▶ _DESCRIPTION OF THE TASK_
Rewrite the items from the line that contains "tree-node-backups[interactable]: › 备份" through the line that contains "table-icon — [185, 54, 211, 78]", replacing every "interactable" with "clickable". Leave everything else unchanged.

(Layout records)
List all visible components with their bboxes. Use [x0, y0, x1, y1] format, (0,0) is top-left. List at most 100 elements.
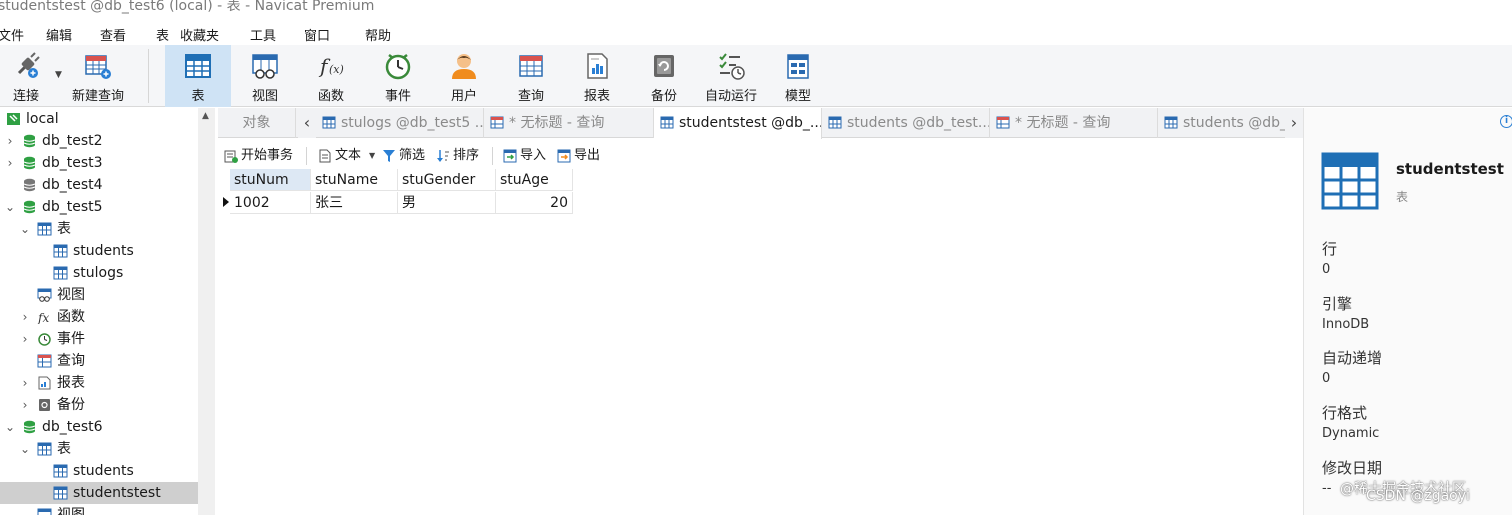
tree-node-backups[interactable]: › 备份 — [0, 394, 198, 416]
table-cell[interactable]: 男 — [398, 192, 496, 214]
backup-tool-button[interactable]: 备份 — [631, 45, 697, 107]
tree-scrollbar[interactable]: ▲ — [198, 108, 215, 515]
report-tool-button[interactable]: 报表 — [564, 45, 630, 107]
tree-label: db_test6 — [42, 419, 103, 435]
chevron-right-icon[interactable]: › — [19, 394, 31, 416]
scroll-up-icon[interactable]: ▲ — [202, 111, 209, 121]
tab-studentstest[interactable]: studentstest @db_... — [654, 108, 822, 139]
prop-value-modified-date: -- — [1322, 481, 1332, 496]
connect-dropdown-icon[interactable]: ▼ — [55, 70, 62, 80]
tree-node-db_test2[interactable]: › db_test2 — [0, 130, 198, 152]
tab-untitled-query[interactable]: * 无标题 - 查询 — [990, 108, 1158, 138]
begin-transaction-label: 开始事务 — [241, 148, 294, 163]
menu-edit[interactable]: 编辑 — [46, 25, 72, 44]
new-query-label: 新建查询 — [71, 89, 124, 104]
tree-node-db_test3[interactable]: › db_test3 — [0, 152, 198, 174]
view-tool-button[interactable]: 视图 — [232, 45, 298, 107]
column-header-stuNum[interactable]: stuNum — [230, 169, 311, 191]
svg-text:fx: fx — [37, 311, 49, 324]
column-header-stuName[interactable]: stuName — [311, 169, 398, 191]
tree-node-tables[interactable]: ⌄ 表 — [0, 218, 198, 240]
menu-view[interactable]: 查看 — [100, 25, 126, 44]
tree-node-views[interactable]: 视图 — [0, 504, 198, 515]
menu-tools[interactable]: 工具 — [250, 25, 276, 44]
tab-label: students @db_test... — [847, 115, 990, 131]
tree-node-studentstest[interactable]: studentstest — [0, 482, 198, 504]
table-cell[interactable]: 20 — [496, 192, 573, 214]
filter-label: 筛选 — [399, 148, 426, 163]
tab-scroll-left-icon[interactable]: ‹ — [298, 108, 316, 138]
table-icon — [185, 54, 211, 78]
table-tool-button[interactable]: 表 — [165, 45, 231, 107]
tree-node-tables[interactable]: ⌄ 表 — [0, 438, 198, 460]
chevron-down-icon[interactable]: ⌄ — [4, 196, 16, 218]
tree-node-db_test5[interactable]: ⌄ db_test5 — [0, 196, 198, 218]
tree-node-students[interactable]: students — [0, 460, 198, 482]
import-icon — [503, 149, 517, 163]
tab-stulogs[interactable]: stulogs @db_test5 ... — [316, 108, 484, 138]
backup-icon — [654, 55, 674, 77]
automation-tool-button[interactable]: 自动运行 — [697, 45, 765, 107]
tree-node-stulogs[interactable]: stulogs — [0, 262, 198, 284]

▶ _WRITTEN SOLUTION_
tree-node-backups[clickable]: › 备份 — [0, 394, 198, 416]
table-cell[clickable]: 男 — [398, 192, 496, 214]
backup-tool-button[clickable]: 备份 — [631, 45, 697, 107]
tree-scrollbar[clickable]: ▲ — [198, 108, 215, 515]
report-tool-button[clickable]: 报表 — [564, 45, 630, 107]
tree-label: db_test6 — [42, 419, 103, 435]
chevron-right-icon[clickable]: › — [19, 394, 31, 416]
scroll-up-icon[clickable]: ▲ — [202, 111, 209, 121]
tab-studentstest[clickable]: studentstest @db_... — [654, 108, 822, 139]
prop-value-modified-date: -- — [1322, 481, 1332, 496]
connect-dropdown-icon[clickable]: ▼ — [55, 70, 62, 80]
tree-node-db_test2[clickable]: › db_test2 — [0, 130, 198, 152]
tab-untitled-query[clickable]: * 无标题 - 查询 — [990, 108, 1158, 138]
begin-transaction-label: 开始事务 — [241, 148, 294, 163]
menu-edit[clickable]: 编辑 — [46, 25, 72, 44]
new-query-label: 新建查询 — [71, 89, 124, 104]
tree-node-db_test3[clickable]: › db_test3 — [0, 152, 198, 174]
view-tool-button[clickable]: 视图 — [232, 45, 298, 107]
column-header-stuNum[clickable]: stuNum — [230, 169, 311, 191]
svg-text:fx: fx — [37, 311, 49, 324]
column-header-stuName[clickable]: stuName — [311, 169, 398, 191]
tree-node-tables[clickable]: ⌄ 表 — [0, 218, 198, 240]
menu-view[clickable]: 查看 — [100, 25, 126, 44]
tree-node-views[clickable]: 视图 — [0, 504, 198, 515]
menu-tools[clickable]: 工具 — [250, 25, 276, 44]
tab-label: students @db_test... — [847, 115, 990, 131]
tree-node-studentstest[clickable]: studentstest — [0, 482, 198, 504]
table-cell[clickable]: 20 — [496, 192, 573, 214]
filter-label: 筛选 — [399, 148, 426, 163]
tab-scroll-left-icon[clickable]: ‹ — [298, 108, 316, 138]
table-icon — [185, 54, 211, 78]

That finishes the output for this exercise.